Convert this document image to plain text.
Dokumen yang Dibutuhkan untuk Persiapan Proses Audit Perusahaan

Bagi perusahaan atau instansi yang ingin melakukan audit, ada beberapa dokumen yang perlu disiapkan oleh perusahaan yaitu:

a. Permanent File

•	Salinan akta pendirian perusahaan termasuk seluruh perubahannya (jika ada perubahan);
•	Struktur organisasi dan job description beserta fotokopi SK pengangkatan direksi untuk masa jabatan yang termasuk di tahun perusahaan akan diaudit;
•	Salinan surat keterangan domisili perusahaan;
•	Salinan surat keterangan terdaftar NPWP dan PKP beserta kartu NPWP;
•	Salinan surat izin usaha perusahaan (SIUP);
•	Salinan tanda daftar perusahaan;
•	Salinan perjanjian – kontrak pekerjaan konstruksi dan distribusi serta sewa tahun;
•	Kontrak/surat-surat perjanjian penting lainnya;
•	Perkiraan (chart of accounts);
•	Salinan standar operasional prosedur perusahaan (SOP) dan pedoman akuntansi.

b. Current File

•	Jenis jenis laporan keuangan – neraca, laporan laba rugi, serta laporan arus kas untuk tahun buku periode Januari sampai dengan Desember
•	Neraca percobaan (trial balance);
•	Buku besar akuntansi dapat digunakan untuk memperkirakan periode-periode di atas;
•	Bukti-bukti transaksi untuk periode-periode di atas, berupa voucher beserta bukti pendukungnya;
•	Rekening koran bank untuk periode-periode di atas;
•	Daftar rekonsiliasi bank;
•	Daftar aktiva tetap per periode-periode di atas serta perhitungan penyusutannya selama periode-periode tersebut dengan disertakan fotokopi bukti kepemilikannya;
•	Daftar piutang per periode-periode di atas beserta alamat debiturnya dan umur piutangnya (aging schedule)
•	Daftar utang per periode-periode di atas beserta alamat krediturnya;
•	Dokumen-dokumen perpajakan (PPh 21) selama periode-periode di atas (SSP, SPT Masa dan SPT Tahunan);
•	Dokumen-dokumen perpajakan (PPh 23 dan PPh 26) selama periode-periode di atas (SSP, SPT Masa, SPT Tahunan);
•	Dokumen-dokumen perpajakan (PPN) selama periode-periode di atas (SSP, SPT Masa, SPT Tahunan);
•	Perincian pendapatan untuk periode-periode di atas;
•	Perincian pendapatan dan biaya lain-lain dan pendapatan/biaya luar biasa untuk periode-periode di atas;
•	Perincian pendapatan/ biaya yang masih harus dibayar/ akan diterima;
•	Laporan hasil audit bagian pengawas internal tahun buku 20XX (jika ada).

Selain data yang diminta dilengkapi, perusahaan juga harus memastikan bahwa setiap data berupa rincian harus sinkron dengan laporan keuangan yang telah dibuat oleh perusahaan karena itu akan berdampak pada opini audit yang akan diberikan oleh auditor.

★ ★ ★ ★

** WRITTEN EXERCISE **
Output the entries verbatim.

** SOLUTION BELOW **
Convert this document image to plain text.
Dokumen yang Dibutuhkan untuk Persiapan Proses Audit Perusahaan

Bagi perusahaan atau instansi yang ingin melakukan audit, ada beberapa dokumen yang perlu disiapkan oleh perusahaan yaitu:

a. Permanent File

•	Salinan akta pendirian perusahaan termasuk seluruh perubahannya (jika ada perubahan);
•	Struktur organisasi dan job description beserta fotokopi SK pengangkatan direksi untuk masa jabatan yang termasuk di tahun perusahaan akan diaudit;
•	Salinan surat keterangan domisili perusahaan;
•	Salinan surat keterangan terdaftar NPWP dan PKP beserta kartu NPWP;
•	Salinan surat izin usaha perusahaan (SIUP);
•	Salinan tanda daftar perusahaan;
•	Salinan perjanjian – kontrak pekerjaan konstruksi dan distribusi serta sewa tahun;
•	Kontrak/surat-surat perjanjian penting lainnya;
•	Perkiraan (chart of accounts);
•	Salinan standar operasional prosedur perusahaan (SOP) dan pedoman akuntansi.

b. Current File

•	Jenis jenis laporan keuangan – neraca, laporan laba rugi, serta laporan arus kas untuk tahun buku periode Januari sampai dengan Desember
•	Neraca percobaan (trial balance);
•	Buku besar akuntansi dapat digunakan untuk memperkirakan periode-periode di atas;
•	Bukti-bukti transaksi untuk periode-periode di atas, berupa voucher beserta bukti pendukungnya;
•	Rekening koran bank untuk periode-periode di atas;
•	Daftar rekonsiliasi bank;
•	Daftar aktiva tetap per periode-periode di atas serta perhitungan penyusutannya selama periode-periode tersebut dengan disertakan fotokopi bukti kepemilikannya;
•	Daftar piutang per periode-periode di atas beserta alamat debiturnya dan umur piutangnya (aging schedule)
•	Daftar utang per periode-periode di atas beserta alamat krediturnya;
•	Dokumen-dokumen perpajakan (PPh 21) selama periode-periode di atas (SSP, SPT Masa dan SPT Tahunan);
•	Dokumen-dokumen perpajakan (PPh 23 dan PPh 26) selama periode-periode di atas (SSP, SPT Masa, SPT Tahunan);
•	Dokumen-dokumen perpajakan (PPN) selama periode-periode di atas (SSP, SPT Masa, SPT Tahunan);
•	Perincian pendapatan untuk periode-periode di atas;
•	Perincian pendapatan dan biaya lain-lain dan pendapatan/biaya luar biasa untuk periode-periode di atas;
•	Perincian pendapatan/ biaya yang masih harus dibayar/ akan diterima;
•	Laporan hasil audit bagian pengawas internal tahun buku 20XX (jika ada).

Selain data yang diminta dilengkapi, perusahaan juga harus memastikan bahwa setiap data berupa rincian harus sinkron dengan laporan keuangan yang telah dibuat oleh perusahaan karena itu akan berdampak pada opini audit yang akan diberikan oleh auditor.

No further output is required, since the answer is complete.